**Stated task**:
Extract every line from the records below that contains the word "الألباني".

▼▼▼

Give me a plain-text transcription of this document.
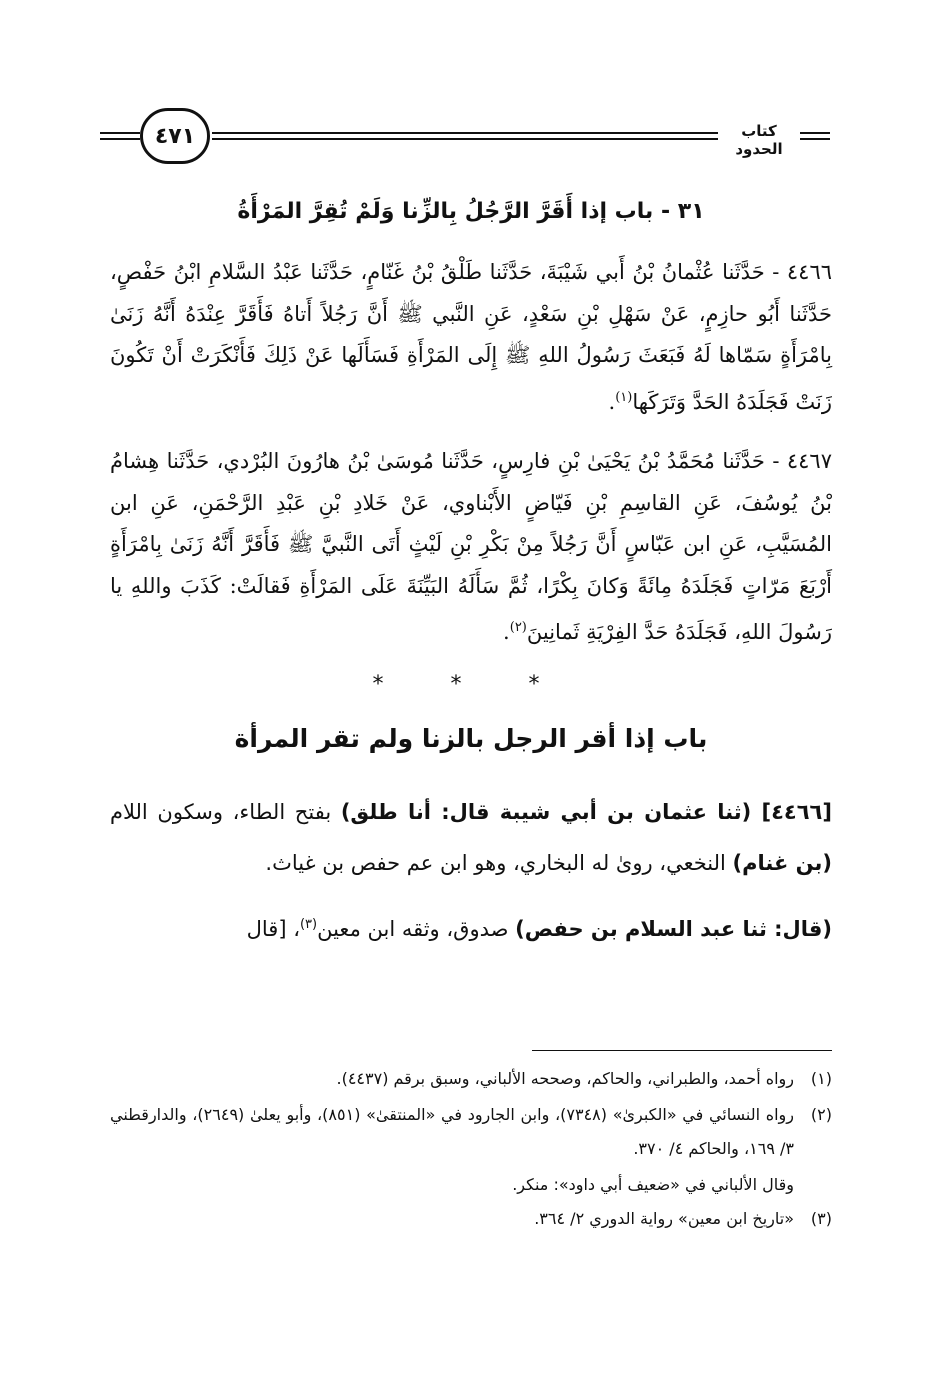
٤٧١	كتاب الحدود
٣١ - باب إذا أَقَرَّ الرَّجُلُ بِالزِّنا وَلَمْ تُقِرَّ المَرْأَةُ

٤٤٦٦ - حَدَّثَنا عُثْمانُ بْنُ أَبي شَيْبَةَ، حَدَّثَنا طَلْقُ بْنُ غَنّامٍ، حَدَّثَنا عَبْدُ السَّلامِ ابْنُ حَفْصٍ، حَدَّثَنا أَبُو حازِمٍ، عَنْ سَهْلِ بْنِ سَعْدٍ، عَنِ النَّبي ﷺ أَنَّ رَجُلاً أَتاهُ فَأَقَرَّ عِنْدَهُ أَنَّهُ زَنَىٰ بِامْرَأَةٍ سَمّاها لَهُ فَبَعَثَ رَسُولُ اللهِ ﷺ إِلَى المَرْأَةِ فَسَأَلَها عَنْ ذَلِكَ فَأَنْكَرَتْ أَنْ تَكُونَ زَنَتْ فَجَلَدَهُ الحَدَّ وَتَرَكَها$^{(١)}$.

٤٤٦٧ - حَدَّثَنا مُحَمَّدُ بْنُ يَحْيَىٰ بْنِ فارِسٍ، حَدَّثَنا مُوسَىٰ بْنُ هارُونَ البُرْدي، حَدَّثَنا هِشامُ بْنُ يُوسُفَ، عَنِ القاسِمِ بْنِ فَيّاضٍ الأَبْناوي، عَنْ خَلادِ بْنِ عَبْدِ الرَّحْمَنِ، عَنِ ابن المُسَيَّبِ، عَنِ ابن عَبّاسٍ أَنَّ رَجُلاً مِنْ بَكْرِ بْنِ لَيْثٍ أَتَى النَّبيَّ ﷺ فَأَقَرَّ أَنَّهُ زَنَىٰ بِامْرَأَةٍ أَرْبَعَ مَرّاتٍ فَجَلَدَهُ مِائَةً وَكانَ بِكْرًا، ثُمَّ سَأَلَهُ البَيِّنَةَ عَلَى المَرْأَةِ فَقالَتْ: كَذَبَ واللهِ يا رَسُولَ اللهِ، فَجَلَدَهُ حَدَّ الفِرْيَةِ ثَمانِينَ$^{(٢)}$.

* * *
باب إذا أقر الرجل بالزنا ولم تقر المرأة

[٤٤٦٦] (ثنا عثمان بن أبي شيبة قال: أنا طلق) بفتح الطاء، وسكون اللام (بن غنام) النخعي، روىٰ له البخاري، وهو ابن عم حفص بن غياث.

(قال: ثنا عبد السلام بن حفص) صدوق، وثقه ابن معين$^{(٣)}$، [قال

(١)
رواه أحمد، والطبراني، والحاكم، وصححه الألباني، وسبق برقم (٤٤٣٧).
(٢)
رواه النسائي في «الكبرىٰ» (٧٣٤٨)، وابن الجارود في «المنتقىٰ» (٨٥١)، وأبو يعلىٰ (٢٦٤٩)، والدارقطني ٣/ ١٦٩، والحاكم ٤/ ٣٧٠.
وقال الألباني في «ضعيف أبي داود»: منكر.
(٣)
«تاريخ ابن معين» رواية الدوري ٢/ ٣٦٤.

▲▲▲

**Written response**:
رواه أحمد، والطبراني، والحاكم، وصححه الألباني، وسبق برقم (٤٤٣٧).
وقال الألباني في «ضعيف أبي داود»: منكر.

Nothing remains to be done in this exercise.